◆ Request
From the entries below, extract every line that includes the word "Active".

(Lines of data)

▼

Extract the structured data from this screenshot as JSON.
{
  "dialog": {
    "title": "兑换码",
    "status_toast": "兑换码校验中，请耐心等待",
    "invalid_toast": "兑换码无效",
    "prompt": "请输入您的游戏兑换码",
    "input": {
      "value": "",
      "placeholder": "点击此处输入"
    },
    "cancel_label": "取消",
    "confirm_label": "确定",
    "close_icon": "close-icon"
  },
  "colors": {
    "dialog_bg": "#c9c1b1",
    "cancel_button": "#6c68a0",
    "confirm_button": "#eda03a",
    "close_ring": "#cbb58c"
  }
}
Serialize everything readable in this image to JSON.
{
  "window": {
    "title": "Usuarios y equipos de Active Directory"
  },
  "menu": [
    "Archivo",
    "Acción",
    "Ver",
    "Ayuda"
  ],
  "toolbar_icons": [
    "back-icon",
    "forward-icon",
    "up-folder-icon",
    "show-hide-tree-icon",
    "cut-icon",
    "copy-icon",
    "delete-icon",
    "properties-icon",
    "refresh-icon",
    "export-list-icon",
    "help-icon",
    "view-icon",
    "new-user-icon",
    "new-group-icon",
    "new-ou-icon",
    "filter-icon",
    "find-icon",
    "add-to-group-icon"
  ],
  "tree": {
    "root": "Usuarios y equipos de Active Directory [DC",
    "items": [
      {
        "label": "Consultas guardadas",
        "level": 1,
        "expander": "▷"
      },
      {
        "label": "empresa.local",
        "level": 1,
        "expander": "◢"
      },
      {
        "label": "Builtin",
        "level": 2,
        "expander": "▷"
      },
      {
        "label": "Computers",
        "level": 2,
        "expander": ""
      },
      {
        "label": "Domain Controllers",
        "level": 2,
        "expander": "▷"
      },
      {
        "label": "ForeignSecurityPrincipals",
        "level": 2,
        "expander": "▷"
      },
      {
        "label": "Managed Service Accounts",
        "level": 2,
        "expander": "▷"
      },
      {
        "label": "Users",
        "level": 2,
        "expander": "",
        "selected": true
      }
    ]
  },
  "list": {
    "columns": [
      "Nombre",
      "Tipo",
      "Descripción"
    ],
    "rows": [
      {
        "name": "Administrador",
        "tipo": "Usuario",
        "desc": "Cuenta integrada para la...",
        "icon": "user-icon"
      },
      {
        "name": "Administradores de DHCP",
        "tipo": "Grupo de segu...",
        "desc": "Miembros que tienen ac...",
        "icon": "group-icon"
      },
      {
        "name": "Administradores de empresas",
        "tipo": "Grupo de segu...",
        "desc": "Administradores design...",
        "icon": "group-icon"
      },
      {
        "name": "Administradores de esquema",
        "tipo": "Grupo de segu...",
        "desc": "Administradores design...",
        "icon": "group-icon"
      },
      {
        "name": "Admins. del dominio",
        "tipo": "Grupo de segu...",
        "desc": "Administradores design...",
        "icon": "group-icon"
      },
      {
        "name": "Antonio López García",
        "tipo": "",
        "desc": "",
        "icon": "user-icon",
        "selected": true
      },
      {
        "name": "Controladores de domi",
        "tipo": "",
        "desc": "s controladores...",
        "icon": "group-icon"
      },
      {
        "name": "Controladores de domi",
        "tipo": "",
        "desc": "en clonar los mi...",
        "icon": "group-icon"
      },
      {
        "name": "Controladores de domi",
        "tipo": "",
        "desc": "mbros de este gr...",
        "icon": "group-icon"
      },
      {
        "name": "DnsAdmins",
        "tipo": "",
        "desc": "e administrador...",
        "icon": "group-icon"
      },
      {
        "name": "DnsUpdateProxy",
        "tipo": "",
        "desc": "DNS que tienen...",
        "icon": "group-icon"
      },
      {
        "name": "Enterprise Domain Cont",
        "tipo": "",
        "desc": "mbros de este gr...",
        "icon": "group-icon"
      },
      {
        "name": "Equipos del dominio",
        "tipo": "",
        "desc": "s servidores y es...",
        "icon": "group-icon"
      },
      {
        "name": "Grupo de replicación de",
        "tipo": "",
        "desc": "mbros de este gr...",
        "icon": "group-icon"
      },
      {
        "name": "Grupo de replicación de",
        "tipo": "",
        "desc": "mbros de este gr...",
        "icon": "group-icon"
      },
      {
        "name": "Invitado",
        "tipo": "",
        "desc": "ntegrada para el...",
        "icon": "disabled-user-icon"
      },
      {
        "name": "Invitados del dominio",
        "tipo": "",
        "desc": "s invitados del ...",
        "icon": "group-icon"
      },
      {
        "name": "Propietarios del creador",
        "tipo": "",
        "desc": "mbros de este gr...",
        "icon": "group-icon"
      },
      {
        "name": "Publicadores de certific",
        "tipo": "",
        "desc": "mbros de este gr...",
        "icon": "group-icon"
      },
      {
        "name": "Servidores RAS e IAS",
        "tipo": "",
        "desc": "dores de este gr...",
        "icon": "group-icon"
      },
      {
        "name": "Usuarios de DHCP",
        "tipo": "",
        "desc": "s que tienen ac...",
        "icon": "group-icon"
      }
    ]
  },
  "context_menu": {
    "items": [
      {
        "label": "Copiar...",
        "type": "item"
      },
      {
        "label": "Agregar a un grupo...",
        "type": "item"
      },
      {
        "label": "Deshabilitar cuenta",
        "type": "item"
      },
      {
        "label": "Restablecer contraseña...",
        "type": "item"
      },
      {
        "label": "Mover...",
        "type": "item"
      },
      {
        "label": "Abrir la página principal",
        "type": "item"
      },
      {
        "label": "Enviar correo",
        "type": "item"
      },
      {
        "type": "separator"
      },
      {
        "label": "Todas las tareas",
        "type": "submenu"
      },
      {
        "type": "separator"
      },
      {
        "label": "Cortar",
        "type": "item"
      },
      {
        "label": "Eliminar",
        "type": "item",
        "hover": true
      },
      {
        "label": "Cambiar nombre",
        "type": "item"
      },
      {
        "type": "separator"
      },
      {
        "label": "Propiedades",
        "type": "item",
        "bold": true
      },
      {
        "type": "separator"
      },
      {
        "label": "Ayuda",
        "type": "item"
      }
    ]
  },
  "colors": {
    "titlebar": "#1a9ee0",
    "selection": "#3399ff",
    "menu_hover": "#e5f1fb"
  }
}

▲

◆ Finished answer
    "title": "Usuarios y equipos de Active Directory"
    "root": "Usuarios y equipos de Active Directory [DC",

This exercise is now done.